[Figure record extracts]
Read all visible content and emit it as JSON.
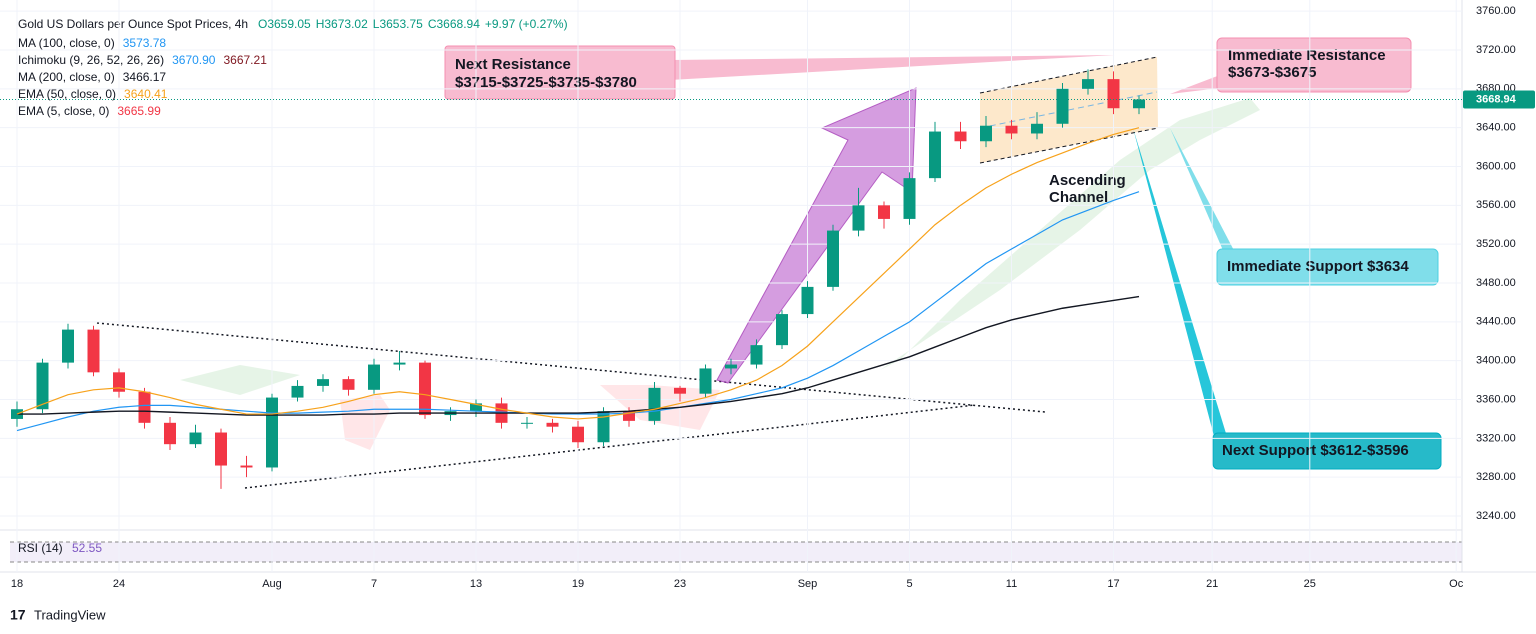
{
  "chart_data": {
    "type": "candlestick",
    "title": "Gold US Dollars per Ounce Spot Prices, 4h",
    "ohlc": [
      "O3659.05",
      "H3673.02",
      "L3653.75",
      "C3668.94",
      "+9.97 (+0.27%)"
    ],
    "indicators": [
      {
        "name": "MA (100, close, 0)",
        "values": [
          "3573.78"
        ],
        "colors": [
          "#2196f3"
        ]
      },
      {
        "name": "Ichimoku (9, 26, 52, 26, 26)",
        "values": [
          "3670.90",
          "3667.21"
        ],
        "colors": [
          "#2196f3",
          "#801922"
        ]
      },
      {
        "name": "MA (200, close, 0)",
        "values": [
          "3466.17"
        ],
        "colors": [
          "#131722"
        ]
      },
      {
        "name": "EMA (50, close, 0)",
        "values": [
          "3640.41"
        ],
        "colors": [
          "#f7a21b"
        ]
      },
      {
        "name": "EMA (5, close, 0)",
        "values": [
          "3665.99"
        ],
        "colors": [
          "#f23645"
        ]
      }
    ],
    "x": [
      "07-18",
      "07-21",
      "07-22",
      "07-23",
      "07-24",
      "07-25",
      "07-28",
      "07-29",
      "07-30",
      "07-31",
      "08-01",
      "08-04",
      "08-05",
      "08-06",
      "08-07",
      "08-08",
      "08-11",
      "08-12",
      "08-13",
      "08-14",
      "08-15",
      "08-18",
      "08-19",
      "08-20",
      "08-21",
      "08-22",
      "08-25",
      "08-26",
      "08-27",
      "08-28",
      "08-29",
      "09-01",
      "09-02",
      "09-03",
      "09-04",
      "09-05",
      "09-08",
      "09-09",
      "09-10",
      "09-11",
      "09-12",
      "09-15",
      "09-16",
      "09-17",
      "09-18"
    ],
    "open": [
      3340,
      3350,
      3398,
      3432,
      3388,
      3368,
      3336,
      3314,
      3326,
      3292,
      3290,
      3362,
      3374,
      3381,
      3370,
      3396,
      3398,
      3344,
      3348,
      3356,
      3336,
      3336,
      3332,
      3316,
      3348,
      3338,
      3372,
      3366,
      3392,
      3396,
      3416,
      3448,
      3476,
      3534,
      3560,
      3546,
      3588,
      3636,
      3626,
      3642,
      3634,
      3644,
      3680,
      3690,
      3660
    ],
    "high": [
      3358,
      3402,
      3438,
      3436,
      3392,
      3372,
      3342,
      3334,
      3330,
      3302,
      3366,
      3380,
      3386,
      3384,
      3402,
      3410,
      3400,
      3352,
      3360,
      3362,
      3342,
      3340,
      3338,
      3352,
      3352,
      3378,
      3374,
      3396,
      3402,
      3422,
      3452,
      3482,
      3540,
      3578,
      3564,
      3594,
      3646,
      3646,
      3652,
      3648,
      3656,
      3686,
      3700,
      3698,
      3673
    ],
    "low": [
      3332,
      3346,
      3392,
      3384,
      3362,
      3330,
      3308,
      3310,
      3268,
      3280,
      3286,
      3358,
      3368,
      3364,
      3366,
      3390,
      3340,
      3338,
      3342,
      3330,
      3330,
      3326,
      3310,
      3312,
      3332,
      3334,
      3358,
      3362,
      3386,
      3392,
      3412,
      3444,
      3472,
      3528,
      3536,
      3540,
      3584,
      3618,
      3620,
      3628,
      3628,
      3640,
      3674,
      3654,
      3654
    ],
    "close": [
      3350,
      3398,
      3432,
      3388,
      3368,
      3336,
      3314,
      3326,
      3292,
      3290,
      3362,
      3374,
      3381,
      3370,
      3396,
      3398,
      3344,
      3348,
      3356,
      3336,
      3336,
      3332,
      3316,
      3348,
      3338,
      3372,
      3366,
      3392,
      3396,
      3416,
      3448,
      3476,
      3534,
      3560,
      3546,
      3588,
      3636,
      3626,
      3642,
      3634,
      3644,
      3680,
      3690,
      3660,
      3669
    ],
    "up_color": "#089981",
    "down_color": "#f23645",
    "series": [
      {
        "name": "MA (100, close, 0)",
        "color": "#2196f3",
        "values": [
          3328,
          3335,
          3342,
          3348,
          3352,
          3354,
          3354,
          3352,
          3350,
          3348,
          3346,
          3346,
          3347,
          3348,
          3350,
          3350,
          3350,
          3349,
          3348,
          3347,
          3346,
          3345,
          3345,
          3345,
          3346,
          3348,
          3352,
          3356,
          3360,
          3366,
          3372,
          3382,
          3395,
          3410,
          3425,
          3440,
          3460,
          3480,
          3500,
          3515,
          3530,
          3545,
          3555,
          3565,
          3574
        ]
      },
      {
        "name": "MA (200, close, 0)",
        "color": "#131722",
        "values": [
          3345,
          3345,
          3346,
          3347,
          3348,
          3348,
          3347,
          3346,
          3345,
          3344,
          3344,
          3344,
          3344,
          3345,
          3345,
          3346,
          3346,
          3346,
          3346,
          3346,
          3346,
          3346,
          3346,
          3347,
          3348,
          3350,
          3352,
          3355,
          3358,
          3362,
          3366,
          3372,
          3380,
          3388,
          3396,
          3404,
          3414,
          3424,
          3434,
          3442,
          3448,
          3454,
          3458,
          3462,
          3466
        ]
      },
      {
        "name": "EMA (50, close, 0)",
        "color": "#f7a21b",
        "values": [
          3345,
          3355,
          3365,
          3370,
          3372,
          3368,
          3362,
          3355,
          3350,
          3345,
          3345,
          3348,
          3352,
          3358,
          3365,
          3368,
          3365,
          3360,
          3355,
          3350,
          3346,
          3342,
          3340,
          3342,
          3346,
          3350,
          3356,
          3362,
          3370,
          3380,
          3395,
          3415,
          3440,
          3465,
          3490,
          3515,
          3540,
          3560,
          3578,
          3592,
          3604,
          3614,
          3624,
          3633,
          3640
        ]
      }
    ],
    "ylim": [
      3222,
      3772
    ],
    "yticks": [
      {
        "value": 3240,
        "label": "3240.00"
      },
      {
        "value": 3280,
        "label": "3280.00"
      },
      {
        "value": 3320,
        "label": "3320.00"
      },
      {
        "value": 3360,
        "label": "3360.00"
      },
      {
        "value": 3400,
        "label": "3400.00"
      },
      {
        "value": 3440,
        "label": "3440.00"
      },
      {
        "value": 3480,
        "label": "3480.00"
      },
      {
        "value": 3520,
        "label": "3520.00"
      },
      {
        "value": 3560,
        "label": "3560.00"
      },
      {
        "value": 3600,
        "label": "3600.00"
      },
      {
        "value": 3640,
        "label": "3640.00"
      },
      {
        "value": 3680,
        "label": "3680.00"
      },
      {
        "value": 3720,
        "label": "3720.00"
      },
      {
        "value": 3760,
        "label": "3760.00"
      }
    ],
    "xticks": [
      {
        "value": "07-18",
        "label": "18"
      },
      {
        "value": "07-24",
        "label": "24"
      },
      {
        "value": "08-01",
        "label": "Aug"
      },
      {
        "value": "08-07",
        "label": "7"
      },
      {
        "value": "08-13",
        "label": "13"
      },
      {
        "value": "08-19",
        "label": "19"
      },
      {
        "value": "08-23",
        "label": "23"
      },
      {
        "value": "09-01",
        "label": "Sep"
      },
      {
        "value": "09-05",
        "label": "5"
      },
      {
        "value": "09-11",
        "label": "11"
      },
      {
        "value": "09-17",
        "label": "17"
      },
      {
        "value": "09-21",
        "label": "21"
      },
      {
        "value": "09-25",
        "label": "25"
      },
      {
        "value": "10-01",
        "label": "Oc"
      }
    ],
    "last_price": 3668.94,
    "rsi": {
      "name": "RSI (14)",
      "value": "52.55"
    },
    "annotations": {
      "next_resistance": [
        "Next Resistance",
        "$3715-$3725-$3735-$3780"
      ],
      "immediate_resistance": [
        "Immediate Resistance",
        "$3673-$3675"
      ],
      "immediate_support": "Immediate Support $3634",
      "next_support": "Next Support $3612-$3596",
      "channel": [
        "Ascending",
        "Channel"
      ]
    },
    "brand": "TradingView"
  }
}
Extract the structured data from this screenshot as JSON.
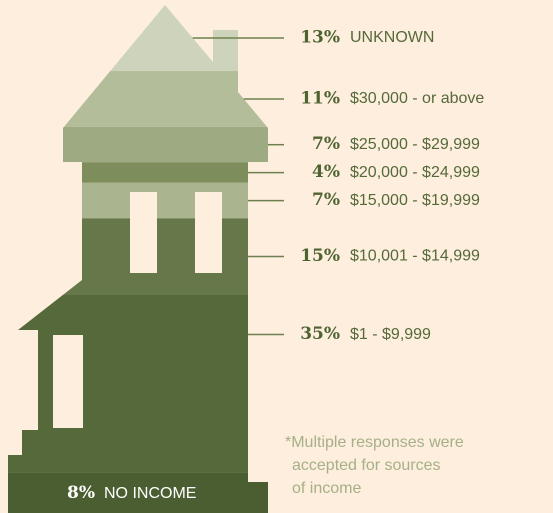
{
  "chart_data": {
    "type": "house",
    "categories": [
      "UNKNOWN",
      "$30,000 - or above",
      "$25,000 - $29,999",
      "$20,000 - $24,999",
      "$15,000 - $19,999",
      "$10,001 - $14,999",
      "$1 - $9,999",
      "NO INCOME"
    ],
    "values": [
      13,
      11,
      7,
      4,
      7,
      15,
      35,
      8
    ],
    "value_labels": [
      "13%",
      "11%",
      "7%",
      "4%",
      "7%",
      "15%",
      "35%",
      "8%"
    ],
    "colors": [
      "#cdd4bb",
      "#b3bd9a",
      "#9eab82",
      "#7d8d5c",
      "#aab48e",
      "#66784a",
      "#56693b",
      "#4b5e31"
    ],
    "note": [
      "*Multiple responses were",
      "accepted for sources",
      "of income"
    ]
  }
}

• [OBJECTIVE] Pictures are not part of the copy. Extract exactly the lines from the line containing "Extract the structured" through the final line of the entries above, both included.

• [FINISHED EXERCISE]
Extract the structured data from this screenshot as JSON.
{
  "chart_data": {
    "type": "house",
    "categories": [
      "UNKNOWN",
      "$30,000 - or above",
      "$25,000 - $29,999",
      "$20,000 - $24,999",
      "$15,000 - $19,999",
      "$10,001 - $14,999",
      "$1 - $9,999",
      "NO INCOME"
    ],
    "values": [
      13,
      11,
      7,
      4,
      7,
      15,
      35,
      8
    ],
    "value_labels": [
      "13%",
      "11%",
      "7%",
      "4%",
      "7%",
      "15%",
      "35%",
      "8%"
    ],
    "colors": [
      "#cdd4bb",
      "#b3bd9a",
      "#9eab82",
      "#7d8d5c",
      "#aab48e",
      "#66784a",
      "#56693b",
      "#4b5e31"
    ],
    "note": [
      "*Multiple responses were",
      "accepted for sources",
      "of income"
    ]
  }
}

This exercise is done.